---------- Records shown ----------

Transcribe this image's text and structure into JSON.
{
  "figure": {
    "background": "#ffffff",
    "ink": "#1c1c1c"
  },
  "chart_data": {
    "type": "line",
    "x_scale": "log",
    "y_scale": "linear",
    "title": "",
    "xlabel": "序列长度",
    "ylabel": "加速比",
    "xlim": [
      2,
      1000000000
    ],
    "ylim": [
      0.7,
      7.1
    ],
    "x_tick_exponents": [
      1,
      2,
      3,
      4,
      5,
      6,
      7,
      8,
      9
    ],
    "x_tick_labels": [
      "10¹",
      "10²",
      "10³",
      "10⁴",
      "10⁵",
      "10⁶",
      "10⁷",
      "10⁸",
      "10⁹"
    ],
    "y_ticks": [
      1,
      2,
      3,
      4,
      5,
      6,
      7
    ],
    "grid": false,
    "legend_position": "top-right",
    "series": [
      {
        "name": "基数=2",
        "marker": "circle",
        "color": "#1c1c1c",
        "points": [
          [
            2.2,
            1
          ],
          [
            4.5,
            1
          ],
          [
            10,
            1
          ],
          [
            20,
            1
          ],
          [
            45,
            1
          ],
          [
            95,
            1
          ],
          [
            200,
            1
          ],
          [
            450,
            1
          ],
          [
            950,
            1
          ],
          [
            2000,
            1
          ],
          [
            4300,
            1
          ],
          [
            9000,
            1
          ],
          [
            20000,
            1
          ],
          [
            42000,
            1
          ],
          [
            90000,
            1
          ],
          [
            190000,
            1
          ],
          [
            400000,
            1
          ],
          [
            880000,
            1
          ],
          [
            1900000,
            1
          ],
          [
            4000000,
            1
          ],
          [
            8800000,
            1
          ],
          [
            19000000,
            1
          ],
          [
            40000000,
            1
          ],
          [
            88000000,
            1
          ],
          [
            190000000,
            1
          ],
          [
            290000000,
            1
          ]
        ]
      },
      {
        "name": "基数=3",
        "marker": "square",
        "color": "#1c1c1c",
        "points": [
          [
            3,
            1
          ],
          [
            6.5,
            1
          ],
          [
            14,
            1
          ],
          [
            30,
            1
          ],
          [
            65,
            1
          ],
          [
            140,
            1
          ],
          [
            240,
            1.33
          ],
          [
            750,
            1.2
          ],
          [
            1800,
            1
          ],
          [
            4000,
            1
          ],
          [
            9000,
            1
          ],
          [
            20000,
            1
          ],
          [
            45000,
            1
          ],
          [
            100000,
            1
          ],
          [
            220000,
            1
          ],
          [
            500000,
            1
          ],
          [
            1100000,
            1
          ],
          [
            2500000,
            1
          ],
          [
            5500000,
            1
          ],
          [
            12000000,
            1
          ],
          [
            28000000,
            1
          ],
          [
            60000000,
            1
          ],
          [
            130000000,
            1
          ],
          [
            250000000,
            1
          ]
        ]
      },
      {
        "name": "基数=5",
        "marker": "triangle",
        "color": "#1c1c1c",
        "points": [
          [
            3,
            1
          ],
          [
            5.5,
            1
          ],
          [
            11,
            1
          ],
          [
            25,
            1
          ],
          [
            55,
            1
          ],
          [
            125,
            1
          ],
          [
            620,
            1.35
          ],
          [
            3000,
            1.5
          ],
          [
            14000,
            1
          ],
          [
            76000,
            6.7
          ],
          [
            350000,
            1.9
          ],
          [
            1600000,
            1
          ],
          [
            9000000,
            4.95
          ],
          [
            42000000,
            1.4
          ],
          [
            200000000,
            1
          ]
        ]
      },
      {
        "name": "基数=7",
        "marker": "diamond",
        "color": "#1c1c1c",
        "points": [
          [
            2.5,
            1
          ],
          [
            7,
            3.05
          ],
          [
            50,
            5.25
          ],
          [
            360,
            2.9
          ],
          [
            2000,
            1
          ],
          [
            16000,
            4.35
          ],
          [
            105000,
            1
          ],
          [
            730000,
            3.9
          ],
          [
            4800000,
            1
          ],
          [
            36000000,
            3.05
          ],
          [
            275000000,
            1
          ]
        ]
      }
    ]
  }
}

----------

§ **Stated problem**
Look through the data and gather every line with the string "marker" in it.

§ **Task solution**
        "marker": "circle",
        "marker": "square",
        "marker": "triangle",
        "marker": "diamond",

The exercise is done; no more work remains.